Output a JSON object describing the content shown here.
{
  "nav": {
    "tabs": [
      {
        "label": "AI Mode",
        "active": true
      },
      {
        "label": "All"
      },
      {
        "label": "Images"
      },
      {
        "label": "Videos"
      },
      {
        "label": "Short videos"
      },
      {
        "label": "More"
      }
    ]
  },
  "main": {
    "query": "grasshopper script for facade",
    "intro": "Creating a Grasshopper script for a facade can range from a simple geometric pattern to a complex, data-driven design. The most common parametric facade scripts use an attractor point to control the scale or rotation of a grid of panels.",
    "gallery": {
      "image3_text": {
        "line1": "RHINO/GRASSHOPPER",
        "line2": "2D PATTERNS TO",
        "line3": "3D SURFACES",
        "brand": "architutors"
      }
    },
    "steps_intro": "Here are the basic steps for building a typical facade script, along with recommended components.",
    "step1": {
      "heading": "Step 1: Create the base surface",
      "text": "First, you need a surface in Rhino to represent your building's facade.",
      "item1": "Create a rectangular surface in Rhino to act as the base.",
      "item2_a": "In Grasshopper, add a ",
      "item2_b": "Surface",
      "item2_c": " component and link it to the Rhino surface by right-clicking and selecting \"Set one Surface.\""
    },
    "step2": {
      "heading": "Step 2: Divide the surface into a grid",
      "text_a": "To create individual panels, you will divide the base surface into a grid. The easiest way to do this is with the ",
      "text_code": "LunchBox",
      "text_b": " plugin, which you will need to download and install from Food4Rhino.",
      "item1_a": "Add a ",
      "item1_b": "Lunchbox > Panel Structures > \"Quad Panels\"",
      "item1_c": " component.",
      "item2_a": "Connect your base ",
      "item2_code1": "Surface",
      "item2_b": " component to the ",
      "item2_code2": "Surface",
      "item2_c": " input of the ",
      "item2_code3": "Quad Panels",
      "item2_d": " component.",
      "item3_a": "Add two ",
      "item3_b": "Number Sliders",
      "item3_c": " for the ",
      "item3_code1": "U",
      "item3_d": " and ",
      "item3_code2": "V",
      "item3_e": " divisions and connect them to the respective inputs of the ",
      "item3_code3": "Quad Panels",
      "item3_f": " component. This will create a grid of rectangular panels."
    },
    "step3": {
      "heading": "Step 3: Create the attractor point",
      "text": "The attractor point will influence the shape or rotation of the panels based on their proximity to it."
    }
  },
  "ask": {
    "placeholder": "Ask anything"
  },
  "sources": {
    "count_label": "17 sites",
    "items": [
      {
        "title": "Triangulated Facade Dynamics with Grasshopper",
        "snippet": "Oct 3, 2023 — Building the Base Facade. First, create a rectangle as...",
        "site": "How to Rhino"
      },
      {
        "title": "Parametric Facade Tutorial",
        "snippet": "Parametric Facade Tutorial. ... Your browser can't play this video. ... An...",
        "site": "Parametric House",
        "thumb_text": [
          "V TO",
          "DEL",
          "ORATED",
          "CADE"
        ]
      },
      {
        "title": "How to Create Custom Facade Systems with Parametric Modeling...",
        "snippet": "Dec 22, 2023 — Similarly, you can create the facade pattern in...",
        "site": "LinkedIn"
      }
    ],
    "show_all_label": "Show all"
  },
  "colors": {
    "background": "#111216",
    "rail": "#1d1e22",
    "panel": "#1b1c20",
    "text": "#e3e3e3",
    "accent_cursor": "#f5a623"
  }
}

_Stated problem_
Using the records above, list each line that includes "rectangular".

_Task solution_
      "item1": "Create a rectangular surface in Rhino to act as the base.",
      "item3_f": " component. This will create a grid of rectangular panels."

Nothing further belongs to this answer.